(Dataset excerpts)
Begin
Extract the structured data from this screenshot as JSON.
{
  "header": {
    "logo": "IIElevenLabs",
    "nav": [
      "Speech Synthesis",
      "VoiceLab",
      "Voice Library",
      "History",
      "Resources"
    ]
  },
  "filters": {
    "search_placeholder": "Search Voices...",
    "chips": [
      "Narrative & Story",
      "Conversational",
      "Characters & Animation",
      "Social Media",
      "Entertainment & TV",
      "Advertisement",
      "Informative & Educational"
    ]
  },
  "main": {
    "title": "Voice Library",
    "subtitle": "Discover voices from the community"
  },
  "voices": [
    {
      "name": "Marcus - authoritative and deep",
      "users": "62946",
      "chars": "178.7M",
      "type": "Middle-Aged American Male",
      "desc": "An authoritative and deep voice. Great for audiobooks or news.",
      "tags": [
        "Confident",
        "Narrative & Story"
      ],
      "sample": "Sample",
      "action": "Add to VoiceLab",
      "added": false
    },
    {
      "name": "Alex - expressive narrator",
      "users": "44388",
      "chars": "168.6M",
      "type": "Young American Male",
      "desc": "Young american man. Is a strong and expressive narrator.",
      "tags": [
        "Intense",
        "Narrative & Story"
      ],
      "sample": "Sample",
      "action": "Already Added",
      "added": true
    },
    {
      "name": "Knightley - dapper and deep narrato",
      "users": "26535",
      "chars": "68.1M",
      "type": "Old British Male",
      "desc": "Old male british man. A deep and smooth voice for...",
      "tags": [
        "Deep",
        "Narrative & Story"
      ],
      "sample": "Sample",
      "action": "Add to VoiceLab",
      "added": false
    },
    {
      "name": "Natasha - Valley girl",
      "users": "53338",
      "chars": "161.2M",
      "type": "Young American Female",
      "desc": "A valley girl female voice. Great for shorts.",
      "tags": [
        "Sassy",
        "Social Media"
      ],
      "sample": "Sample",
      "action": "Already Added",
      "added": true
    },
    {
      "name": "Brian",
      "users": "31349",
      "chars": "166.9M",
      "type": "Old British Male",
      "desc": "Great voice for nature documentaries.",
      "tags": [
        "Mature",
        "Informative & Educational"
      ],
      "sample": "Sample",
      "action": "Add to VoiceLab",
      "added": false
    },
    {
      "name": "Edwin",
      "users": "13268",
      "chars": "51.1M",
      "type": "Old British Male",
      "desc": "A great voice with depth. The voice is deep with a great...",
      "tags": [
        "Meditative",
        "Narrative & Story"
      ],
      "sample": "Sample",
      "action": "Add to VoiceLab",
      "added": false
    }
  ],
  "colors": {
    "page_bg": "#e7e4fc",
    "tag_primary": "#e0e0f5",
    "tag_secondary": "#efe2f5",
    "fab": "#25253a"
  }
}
End
Return each line among the entries that holds the word "name".

      "name": "Marcus - authoritative and deep",
      "name": "Alex - expressive narrator",
      "name": "Knightley - dapper and deep narrato",
      "name": "Natasha - Valley girl",
      "name": "Brian",
      "name": "Edwin",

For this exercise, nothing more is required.